*YOUR GOAL*
Rewrite each line of the data below as an item in a numbered list, skipping any blank lines.

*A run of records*
■ ■ ■

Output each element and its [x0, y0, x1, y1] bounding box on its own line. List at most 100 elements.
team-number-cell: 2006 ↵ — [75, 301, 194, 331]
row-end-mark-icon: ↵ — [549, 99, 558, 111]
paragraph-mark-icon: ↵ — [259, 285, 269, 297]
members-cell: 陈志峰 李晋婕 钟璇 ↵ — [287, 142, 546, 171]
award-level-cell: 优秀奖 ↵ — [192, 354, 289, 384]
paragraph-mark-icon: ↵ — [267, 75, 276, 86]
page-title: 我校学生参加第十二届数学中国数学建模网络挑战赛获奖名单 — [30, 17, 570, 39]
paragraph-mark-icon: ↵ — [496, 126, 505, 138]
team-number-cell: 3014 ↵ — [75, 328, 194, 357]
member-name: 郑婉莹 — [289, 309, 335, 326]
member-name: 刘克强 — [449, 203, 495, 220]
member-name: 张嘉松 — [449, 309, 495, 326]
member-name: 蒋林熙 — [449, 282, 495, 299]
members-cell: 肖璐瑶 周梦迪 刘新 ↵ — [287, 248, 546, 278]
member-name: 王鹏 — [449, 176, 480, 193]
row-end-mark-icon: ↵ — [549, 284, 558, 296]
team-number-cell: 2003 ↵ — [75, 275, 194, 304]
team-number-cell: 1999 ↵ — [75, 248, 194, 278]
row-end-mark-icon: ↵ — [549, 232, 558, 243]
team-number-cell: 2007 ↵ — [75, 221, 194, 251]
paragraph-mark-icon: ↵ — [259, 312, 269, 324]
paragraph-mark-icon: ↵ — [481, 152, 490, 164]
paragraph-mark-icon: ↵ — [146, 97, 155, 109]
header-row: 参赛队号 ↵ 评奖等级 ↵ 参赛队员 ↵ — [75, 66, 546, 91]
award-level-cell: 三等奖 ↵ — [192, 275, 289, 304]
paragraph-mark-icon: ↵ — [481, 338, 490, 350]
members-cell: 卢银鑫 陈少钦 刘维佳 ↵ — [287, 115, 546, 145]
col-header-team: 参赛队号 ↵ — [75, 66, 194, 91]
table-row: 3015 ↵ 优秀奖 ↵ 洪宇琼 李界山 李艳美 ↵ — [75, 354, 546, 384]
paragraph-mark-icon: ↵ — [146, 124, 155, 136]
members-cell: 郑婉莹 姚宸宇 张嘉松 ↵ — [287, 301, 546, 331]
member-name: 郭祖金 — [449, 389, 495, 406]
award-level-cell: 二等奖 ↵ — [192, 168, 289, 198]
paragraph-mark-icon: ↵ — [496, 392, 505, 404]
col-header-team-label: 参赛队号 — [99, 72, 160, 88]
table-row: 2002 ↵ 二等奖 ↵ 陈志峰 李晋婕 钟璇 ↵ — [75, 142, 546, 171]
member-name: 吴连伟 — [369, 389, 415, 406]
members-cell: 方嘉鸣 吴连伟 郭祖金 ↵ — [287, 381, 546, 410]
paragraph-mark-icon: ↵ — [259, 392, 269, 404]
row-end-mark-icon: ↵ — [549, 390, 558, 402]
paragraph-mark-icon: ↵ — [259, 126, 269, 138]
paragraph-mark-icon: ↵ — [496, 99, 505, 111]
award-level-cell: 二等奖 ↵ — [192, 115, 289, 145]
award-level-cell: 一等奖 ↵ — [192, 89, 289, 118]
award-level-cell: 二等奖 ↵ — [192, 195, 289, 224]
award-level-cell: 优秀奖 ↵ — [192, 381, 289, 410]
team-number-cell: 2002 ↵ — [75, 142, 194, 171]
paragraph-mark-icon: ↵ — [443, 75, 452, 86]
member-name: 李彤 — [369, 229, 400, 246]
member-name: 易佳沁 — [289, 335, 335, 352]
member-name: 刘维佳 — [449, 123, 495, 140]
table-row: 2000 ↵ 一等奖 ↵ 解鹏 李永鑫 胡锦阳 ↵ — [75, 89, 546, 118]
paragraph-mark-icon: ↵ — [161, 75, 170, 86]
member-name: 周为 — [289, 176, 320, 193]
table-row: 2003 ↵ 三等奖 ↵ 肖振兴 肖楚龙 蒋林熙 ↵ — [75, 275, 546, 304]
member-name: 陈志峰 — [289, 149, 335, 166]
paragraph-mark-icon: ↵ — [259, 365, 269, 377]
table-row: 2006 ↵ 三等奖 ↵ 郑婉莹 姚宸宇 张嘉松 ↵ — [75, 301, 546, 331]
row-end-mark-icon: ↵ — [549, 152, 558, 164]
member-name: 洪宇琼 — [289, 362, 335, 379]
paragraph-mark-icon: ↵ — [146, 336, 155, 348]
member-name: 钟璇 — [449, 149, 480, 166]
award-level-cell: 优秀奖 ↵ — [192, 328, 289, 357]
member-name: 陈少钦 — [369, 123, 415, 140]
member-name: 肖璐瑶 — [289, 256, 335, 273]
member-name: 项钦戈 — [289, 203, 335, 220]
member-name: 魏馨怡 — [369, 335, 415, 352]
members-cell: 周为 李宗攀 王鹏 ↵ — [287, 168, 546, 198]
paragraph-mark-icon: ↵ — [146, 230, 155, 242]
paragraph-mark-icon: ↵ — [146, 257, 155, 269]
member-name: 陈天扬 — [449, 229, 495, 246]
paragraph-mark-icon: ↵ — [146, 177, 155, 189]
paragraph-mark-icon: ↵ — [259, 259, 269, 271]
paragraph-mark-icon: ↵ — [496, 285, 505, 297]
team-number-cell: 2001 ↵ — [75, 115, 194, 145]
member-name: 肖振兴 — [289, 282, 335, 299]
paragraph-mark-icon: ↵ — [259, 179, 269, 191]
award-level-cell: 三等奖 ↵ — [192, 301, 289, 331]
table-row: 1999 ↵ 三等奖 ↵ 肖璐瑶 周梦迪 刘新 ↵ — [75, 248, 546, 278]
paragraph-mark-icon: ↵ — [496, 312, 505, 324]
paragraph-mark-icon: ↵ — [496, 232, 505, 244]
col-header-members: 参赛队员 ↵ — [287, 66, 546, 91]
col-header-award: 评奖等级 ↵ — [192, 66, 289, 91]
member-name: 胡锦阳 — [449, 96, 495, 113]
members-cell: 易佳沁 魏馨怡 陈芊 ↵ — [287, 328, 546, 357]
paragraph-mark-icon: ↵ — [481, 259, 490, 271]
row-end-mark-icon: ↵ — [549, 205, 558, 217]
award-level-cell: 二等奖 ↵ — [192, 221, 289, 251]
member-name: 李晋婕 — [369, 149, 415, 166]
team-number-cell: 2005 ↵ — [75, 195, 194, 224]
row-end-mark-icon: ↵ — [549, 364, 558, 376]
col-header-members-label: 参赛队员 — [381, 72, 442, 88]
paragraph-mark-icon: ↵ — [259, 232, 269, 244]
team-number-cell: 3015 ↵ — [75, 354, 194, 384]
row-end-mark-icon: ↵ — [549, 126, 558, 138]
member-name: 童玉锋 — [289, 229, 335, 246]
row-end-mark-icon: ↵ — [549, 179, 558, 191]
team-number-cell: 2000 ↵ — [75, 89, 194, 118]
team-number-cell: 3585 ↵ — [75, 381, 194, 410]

■ ■ ■

*THE RESULT*
1. Output each element and its [x0, y0, x1, y1] bounding box on its own line. List at most 100 elements.
2. team-number-cell: 2006 ↵ — [75, 301, 194, 331]
3. row-end-mark-icon: ↵ — [549, 99, 558, 111]
4. paragraph-mark-icon: ↵ — [259, 285, 269, 297]
5. members-cell: 陈志峰 李晋婕 钟璇 ↵ — [287, 142, 546, 171]
6. award-level-cell: 优秀奖 ↵ — [192, 354, 289, 384]
7. paragraph-mark-icon: ↵ — [267, 75, 276, 86]
8. page-title: 我校学生参加第十二届数学中国数学建模网络挑战赛获奖名单 — [30, 17, 570, 39]
9. paragraph-mark-icon: ↵ — [496, 126, 505, 138]
10. team-number-cell: 3014 ↵ — [75, 328, 194, 357]
11. member-name: 郑婉莹 — [289, 309, 335, 326]
12. member-name: 刘克强 — [449, 203, 495, 220]
13. member-name: 张嘉松 — [449, 309, 495, 326]
14. member-name: 蒋林熙 — [449, 282, 495, 299]
15. members-cell: 肖璐瑶 周梦迪 刘新 ↵ — [287, 248, 546, 278]
16. member-name: 王鹏 — [449, 176, 480, 193]
17. row-end-mark-icon: ↵ — [549, 284, 558, 296]
18. team-number-cell: 2003 ↵ — [75, 275, 194, 304]
19. team-number-cell: 1999 ↵ — [75, 248, 194, 278]
20. row-end-mark-icon: ↵ — [549, 232, 558, 243]
21. team-number-cell: 2007 ↵ — [75, 221, 194, 251]
22. paragraph-mark-icon: ↵ — [259, 312, 269, 324]
23. paragraph-mark-icon: ↵ — [481, 152, 490, 164]
24. paragraph-mark-icon: ↵ — [146, 97, 155, 109]
25. header-row: 参赛队号 ↵ 评奖等级 ↵ 参赛队员 ↵ — [75, 66, 546, 91]
26. award-level-cell: 三等奖 ↵ — [192, 275, 289, 304]
27. paragraph-mark-icon: ↵ — [481, 338, 490, 350]
28. members-cell: 卢银鑫 陈少钦 刘维佳 ↵ — [287, 115, 546, 145]
29. col-header-team: 参赛队号 ↵ — [75, 66, 194, 91]
30. table-row: 3015 ↵ 优秀奖 ↵ 洪宇琼 李界山 李艳美 ↵ — [75, 354, 546, 384]
31. paragraph-mark-icon: ↵ — [146, 124, 155, 136]
32. members-cell: 郑婉莹 姚宸宇 张嘉松 ↵ — [287, 301, 546, 331]
33. member-name: 郭祖金 — [449, 389, 495, 406]
34. award-level-cell: 二等奖 ↵ — [192, 168, 289, 198]
35. paragraph-mark-icon: ↵ — [496, 392, 505, 404]
36. col-header-team-label: 参赛队号 — [99, 72, 160, 88]
37. table-row: 2002 ↵ 二等奖 ↵ 陈志峰 李晋婕 钟璇 ↵ — [75, 142, 546, 171]
38. member-name: 吴连伟 — [369, 389, 415, 406]
39. members-cell: 方嘉鸣 吴连伟 郭祖金 ↵ — [287, 381, 546, 410]
40. paragraph-mark-icon: ↵ — [259, 392, 269, 404]
41. row-end-mark-icon: ↵ — [549, 390, 558, 402]
42. paragraph-mark-icon: ↵ — [259, 126, 269, 138]
43. paragraph-mark-icon: ↵ — [496, 99, 505, 111]
44. award-level-cell: 二等奖 ↵ — [192, 115, 289, 145]
45. award-level-cell: 一等奖 ↵ — [192, 89, 289, 118]
46. award-level-cell: 二等奖 ↵ — [192, 195, 289, 224]
47. award-level-cell: 优秀奖 ↵ — [192, 381, 289, 410]
48. team-number-cell: 2002 ↵ — [75, 142, 194, 171]
49. paragraph-mark-icon: ↵ — [443, 75, 452, 86]
50. member-name: 李彤 — [369, 229, 400, 246]
51. member-name: 易佳沁 — [289, 335, 335, 352]
52. member-name: 刘维佳 — [449, 123, 495, 140]
53. table-row: 2000 ↵ 一等奖 ↵ 解鹏 李永鑫 胡锦阳 ↵ — [75, 89, 546, 118]
54. paragraph-mark-icon: ↵ — [161, 75, 170, 86]
55. member-name: 周为 — [289, 176, 320, 193]
56. table-row: 2003 ↵ 三等奖 ↵ 肖振兴 肖楚龙 蒋林熙 ↵ — [75, 275, 546, 304]
57. member-name: 陈志峰 — [289, 149, 335, 166]
58. paragraph-mark-icon: ↵ — [259, 365, 269, 377]
59. table-row: 2006 ↵ 三等奖 ↵ 郑婉莹 姚宸宇 张嘉松 ↵ — [75, 301, 546, 331]
60. row-end-mark-icon: ↵ — [549, 152, 558, 164]
61. member-name: 洪宇琼 — [289, 362, 335, 379]
62. paragraph-mark-icon: ↵ — [146, 336, 155, 348]
63. member-name: 钟璇 — [449, 149, 480, 166]
64. award-level-cell: 优秀奖 ↵ — [192, 328, 289, 357]
65. member-name: 陈少钦 — [369, 123, 415, 140]
66. member-name: 肖璐瑶 — [289, 256, 335, 273]
67. member-name: 项钦戈 — [289, 203, 335, 220]
68. member-name: 魏馨怡 — [369, 335, 415, 352]
69. members-cell: 周为 李宗攀 王鹏 ↵ — [287, 168, 546, 198]
70. paragraph-mark-icon: ↵ — [146, 230, 155, 242]
71. paragraph-mark-icon: ↵ — [146, 257, 155, 269]
72. member-name: 陈天扬 — [449, 229, 495, 246]
73. paragraph-mark-icon: ↵ — [146, 177, 155, 189]
74. paragraph-mark-icon: ↵ — [259, 259, 269, 271]
75. paragraph-mark-icon: ↵ — [496, 285, 505, 297]
76. team-number-cell: 2001 ↵ — [75, 115, 194, 145]
77. member-name: 肖振兴 — [289, 282, 335, 299]
78. paragraph-mark-icon: ↵ — [259, 179, 269, 191]
79. award-level-cell: 三等奖 ↵ — [192, 301, 289, 331]
80. table-row: 1999 ↵ 三等奖 ↵ 肖璐瑶 周梦迪 刘新 ↵ — [75, 248, 546, 278]
81. paragraph-mark-icon: ↵ — [496, 312, 505, 324]
82. paragraph-mark-icon: ↵ — [496, 232, 505, 244]
83. col-header-members: 参赛队员 ↵ — [287, 66, 546, 91]
84. col-header-award: 评奖等级 ↵ — [192, 66, 289, 91]
85. member-name: 胡锦阳 — [449, 96, 495, 113]
86. members-cell: 易佳沁 魏馨怡 陈芊 ↵ — [287, 328, 546, 357]
87. paragraph-mark-icon: ↵ — [481, 259, 490, 271]
88. row-end-mark-icon: ↵ — [549, 205, 558, 217]
89. award-level-cell: 二等奖 ↵ — [192, 221, 289, 251]
90. member-name: 李晋婕 — [369, 149, 415, 166]
91. team-number-cell: 2005 ↵ — [75, 195, 194, 224]
92. row-end-mark-icon: ↵ — [549, 364, 558, 376]
93. col-header-members-label: 参赛队员 — [381, 72, 442, 88]
94. paragraph-mark-icon: ↵ — [259, 232, 269, 244]
95. team-number-cell: 3015 ↵ — [75, 354, 194, 384]
96. row-end-mark-icon: ↵ — [549, 126, 558, 138]
97. member-name: 童玉锋 — [289, 229, 335, 246]
98. row-end-mark-icon: ↵ — [549, 179, 558, 191]
99. team-number-cell: 2000 ↵ — [75, 89, 194, 118]
100. team-number-cell: 3585 ↵ — [75, 381, 194, 410]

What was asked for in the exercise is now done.